-- BEGIN --

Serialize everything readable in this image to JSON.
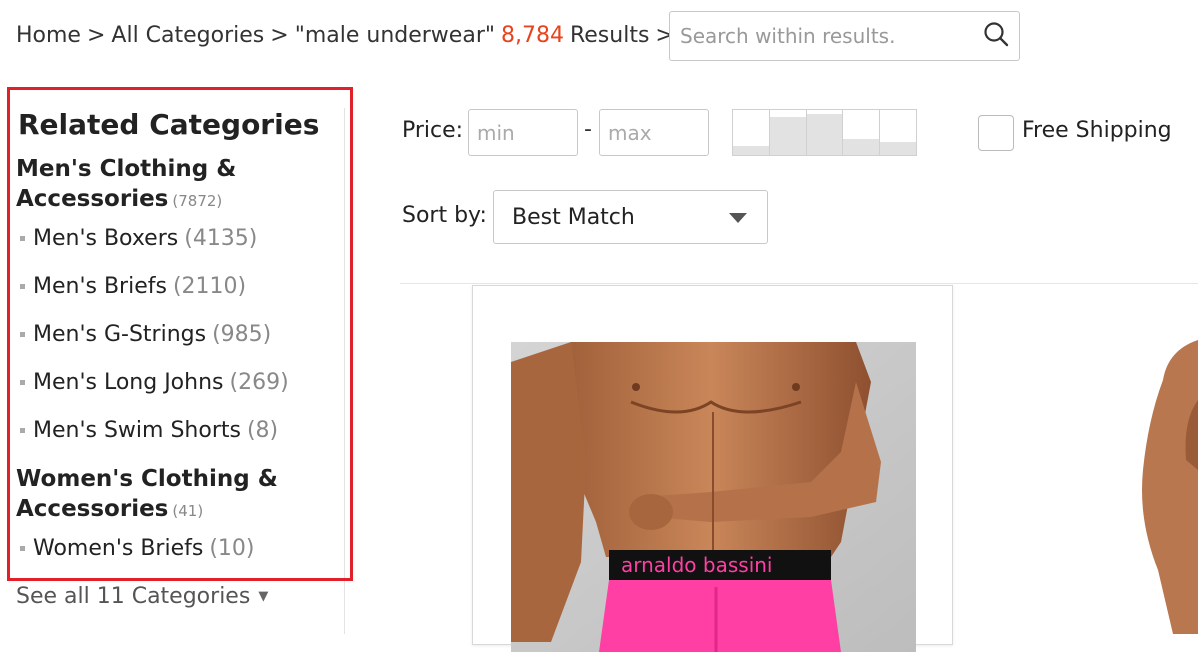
{
  "breadcrumb": {
    "home": "Home",
    "sep": ">",
    "all_categories": "All Categories",
    "query": "\"male underwear\"",
    "count": "8,784",
    "results_label": "Results"
  },
  "search": {
    "placeholder": "Search within results.",
    "icon": "search-icon"
  },
  "sidebar": {
    "title": "Related Categories",
    "groups": [
      {
        "title": "Men's Clothing & Accessories",
        "count": "(7872)",
        "items": [
          {
            "label": "Men's Boxers",
            "count": "(4135)"
          },
          {
            "label": "Men's Briefs",
            "count": "(2110)"
          },
          {
            "label": "Men's G-Strings",
            "count": "(985)"
          },
          {
            "label": "Men's Long Johns",
            "count": "(269)"
          },
          {
            "label": "Men's Swim Shorts",
            "count": "(8)"
          }
        ]
      },
      {
        "title": "Women's Clothing & Accessories",
        "count": "(41)",
        "items": [
          {
            "label": "Women's Briefs",
            "count": "(10)"
          }
        ]
      }
    ],
    "see_all": "See all 11 Categories"
  },
  "filters": {
    "price_label": "Price:",
    "min_placeholder": "min",
    "dash": "-",
    "max_placeholder": "max",
    "histogram_levels": [
      0.2,
      0.85,
      0.92,
      0.35,
      0.3
    ],
    "free_shipping": "Free Shipping",
    "sort_label": "Sort by:",
    "sort_value": "Best Match"
  },
  "colors": {
    "accent": "#e8431c",
    "highlight_border": "#e2202a",
    "waistband_pink": "#ff3fa3"
  }
}
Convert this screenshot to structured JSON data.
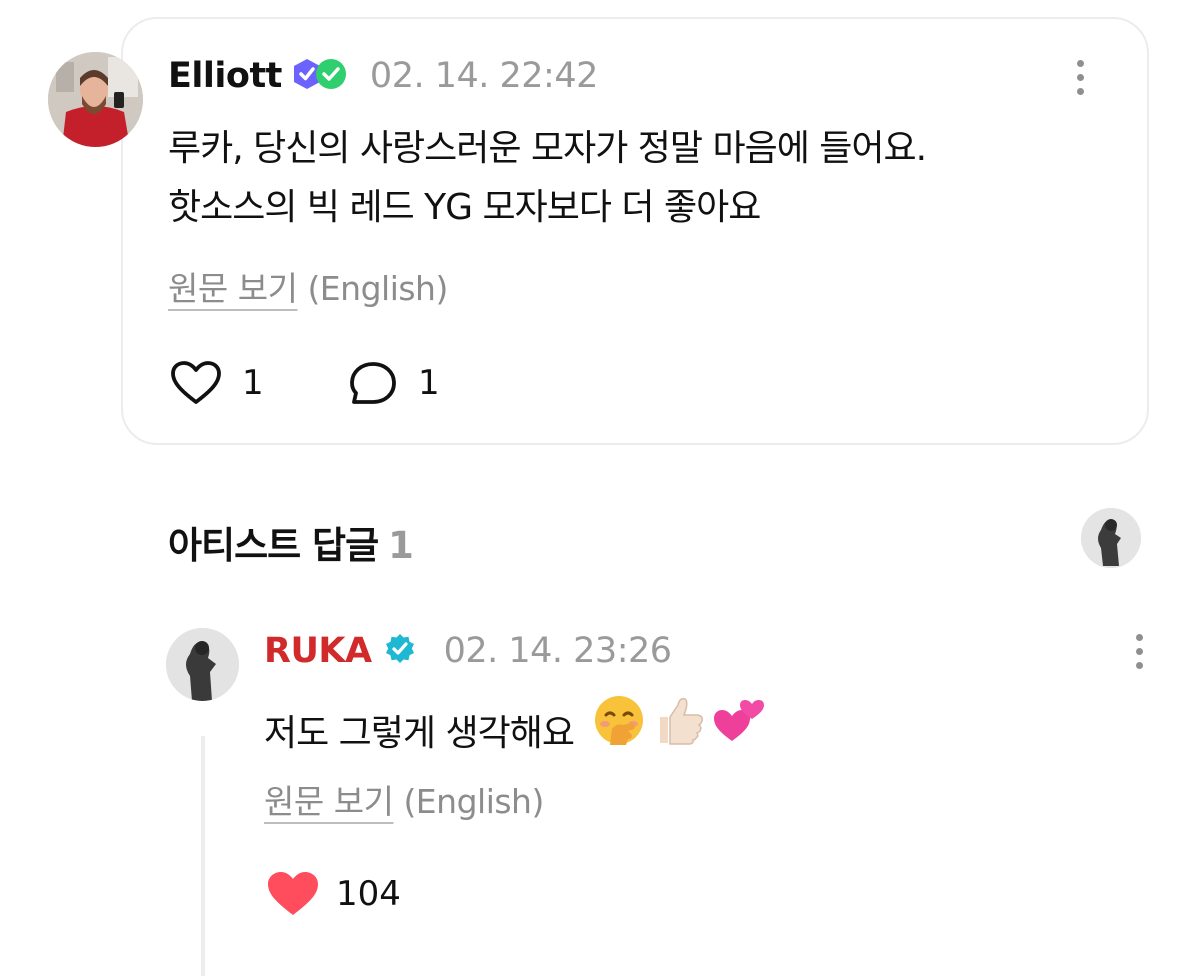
{
  "comment": {
    "author": "Elliott",
    "timestamp": "02. 14. 22:42",
    "text_line1": "루카, 당신의 사랑스러운 모자가 정말 마음에 들어요.",
    "text_line2": "핫소스의 빅 레드 YG 모자보다 더 좋아요",
    "view_original": "원문 보기",
    "original_language": "(English)",
    "like_count": "1",
    "reply_count": "1"
  },
  "artist_replies": {
    "title": "아티스트 답글",
    "count": "1"
  },
  "reply": {
    "author": "RUKA",
    "timestamp": "02. 14. 23:26",
    "text": "저도 그렇게 생각해요",
    "emojis": "🤭👍🏻💕",
    "view_original": "원문 보기",
    "original_language": "(English)",
    "like_count": "104"
  },
  "colors": {
    "artist_name": "#d12a2a",
    "like_active": "#ff4d5e",
    "verified_badge": "#1fb8d3",
    "muted_text": "#9a9a9a"
  }
}
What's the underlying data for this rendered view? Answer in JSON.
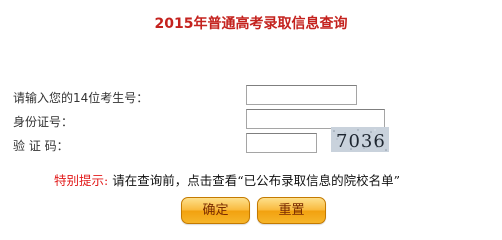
{
  "title": "2015年普通高考录取信息查询",
  "form": {
    "exam_number_label": "请输入您的14位考生号：",
    "exam_number_value": "",
    "id_card_label": "身份证号：",
    "id_card_value": "",
    "captcha_label": "验 证 码：",
    "captcha_value": "",
    "captcha_text": "7036"
  },
  "notice": {
    "hint": "特别提示:",
    "message": " 请在查询前，点击查看“已公布录取信息的院校名单”"
  },
  "buttons": {
    "confirm_label": "确定",
    "reset_label": "重置"
  },
  "colors": {
    "title": "#c4221e",
    "hint": "#e21b1b",
    "button_fill": "#f6b52a"
  }
}
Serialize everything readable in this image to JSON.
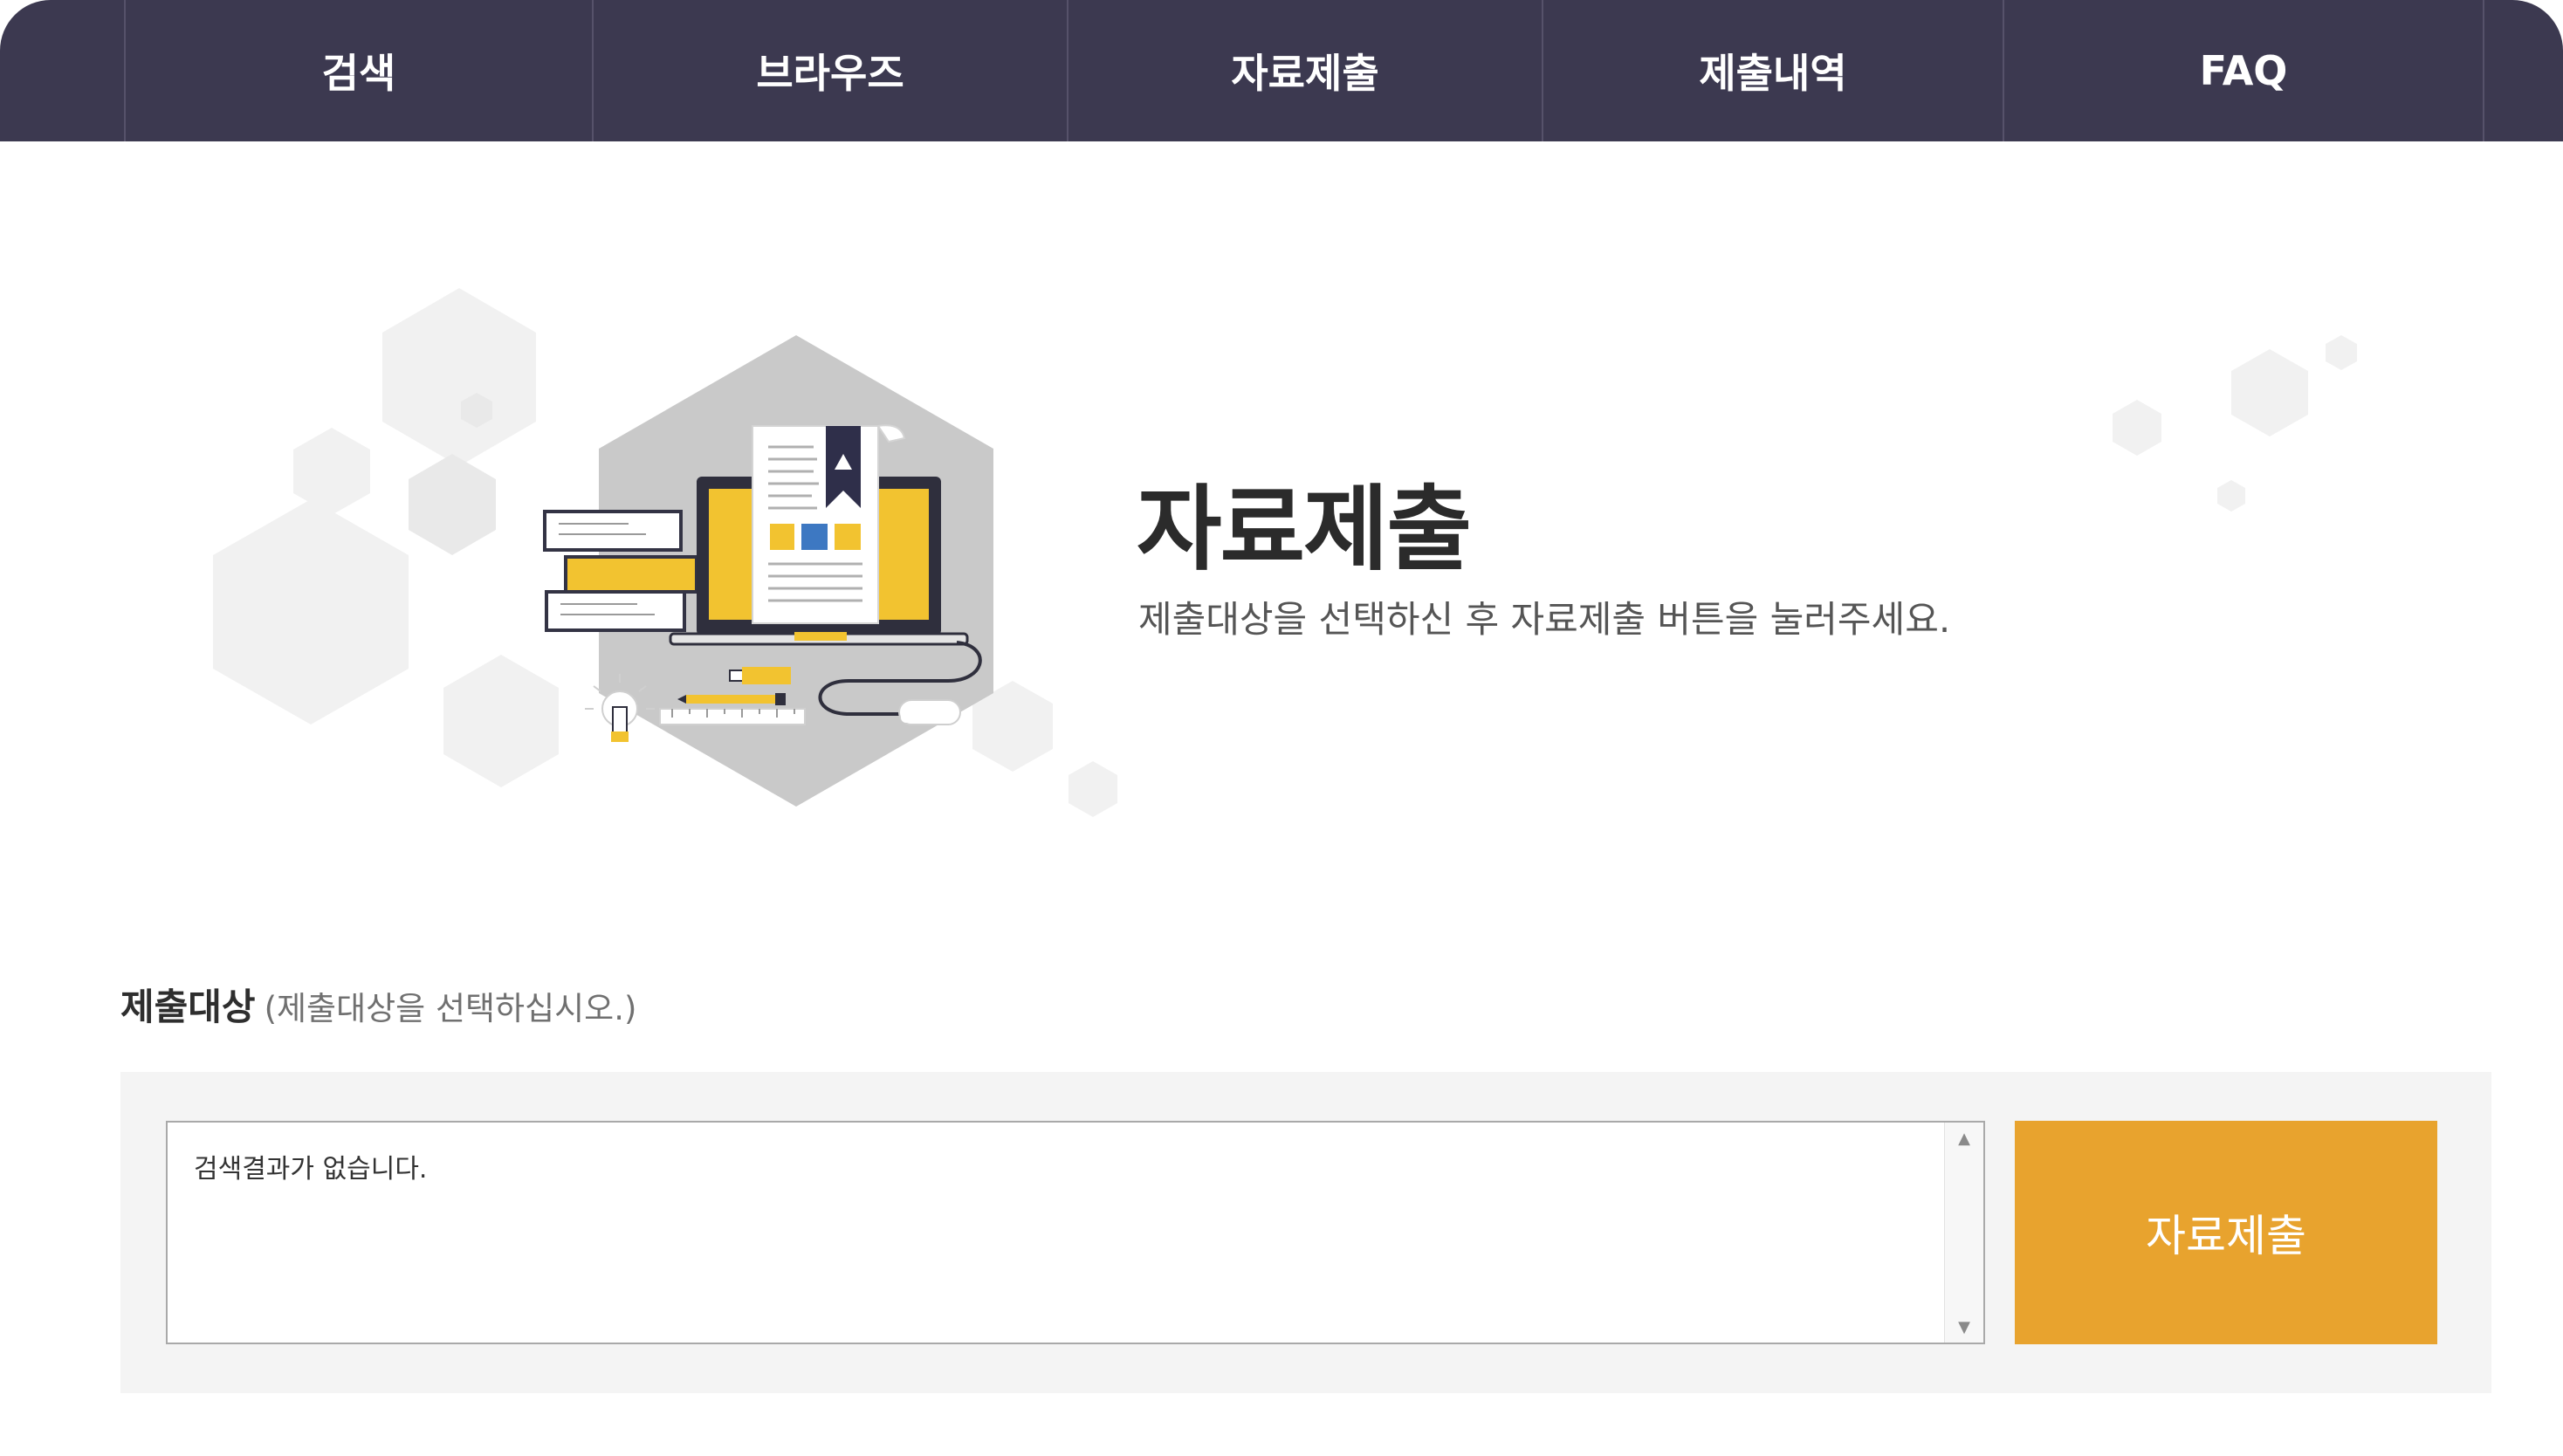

-- END --

● Set exercise
Make a word-for-word copy of the entries, without any pictures.

● Solution for this exercise
Serialize everything readable in this image to JSON.
{
  "breadcrumb": {
    "home": "Home",
    "sep": ">",
    "all_categories": "All Categories",
    "query": "\"male underwear\"",
    "count": "8,784",
    "results_label": "Results"
  },
  "search": {
    "placeholder": "Search within results.",
    "icon": "search-icon"
  },
  "sidebar": {
    "title": "Related Categories",
    "groups": [
      {
        "title": "Men's Clothing & Accessories",
        "count": "(7872)",
        "items": [
          {
            "label": "Men's Boxers",
            "count": "(4135)"
          },
          {
            "label": "Men's Briefs",
            "count": "(2110)"
          },
          {
            "label": "Men's G-Strings",
            "count": "(985)"
          },
          {
            "label": "Men's Long Johns",
            "count": "(269)"
          },
          {
            "label": "Men's Swim Shorts",
            "count": "(8)"
          }
        ]
      },
      {
        "title": "Women's Clothing & Accessories",
        "count": "(41)",
        "items": [
          {
            "label": "Women's Briefs",
            "count": "(10)"
          }
        ]
      }
    ],
    "see_all": "See all 11 Categories"
  },
  "filters": {
    "price_label": "Price:",
    "min_placeholder": "min",
    "dash": "-",
    "max_placeholder": "max",
    "histogram_levels": [
      0.2,
      0.85,
      0.92,
      0.35,
      0.3
    ],
    "free_shipping": "Free Shipping",
    "sort_label": "Sort by:",
    "sort_value": "Best Match"
  },
  "colors": {
    "accent": "#e8431c",
    "highlight_border": "#e2202a",
    "waistband_pink": "#ff3fa3"
  }
}
Convert this screenshot to structured JSON data.
{
  "comment": {
    "author": "Elliott",
    "timestamp": "02. 14. 22:42",
    "text_line1": "루카, 당신의 사랑스러운 모자가 정말 마음에 들어요.",
    "text_line2": "핫소스의 빅 레드 YG 모자보다 더 좋아요",
    "view_original": "원문 보기",
    "original_language": "(English)",
    "like_count": "1",
    "reply_count": "1"
  },
  "artist_replies": {
    "title": "아티스트 답글",
    "count": "1"
  },
  "reply": {
    "author": "RUKA",
    "timestamp": "02. 14. 23:26",
    "text": "저도 그렇게 생각해요",
    "emojis": "🤭👍🏻💕",
    "view_original": "원문 보기",
    "original_language": "(English)",
    "like_count": "104"
  },
  "colors": {
    "artist_name": "#d12a2a",
    "like_active": "#ff4d5e",
    "verified_badge": "#1fb8d3",
    "muted_text": "#9a9a9a"
  }
}
What's the underlying data for this rendered view? Answer in JSON.
{
  "title": "2015年普通高考录取信息查询",
  "form": {
    "exam_number_label": "请输入您的14位考生号：",
    "exam_number_value": "",
    "id_card_label": "身份证号：",
    "id_card_value": "",
    "captcha_label": "验 证 码：",
    "captcha_value": "",
    "captcha_text": "7036"
  },
  "notice": {
    "hint": "特别提示:",
    "message": " 请在查询前，点击查看“已公布录取信息的院校名单”"
  },
  "buttons": {
    "confirm_label": "确定",
    "reset_label": "重置"
  },
  "colors": {
    "title": "#c4221e",
    "hint": "#e21b1b",
    "button_fill": "#f6b52a"
  }
}
Serialize everything readable in this image to JSON.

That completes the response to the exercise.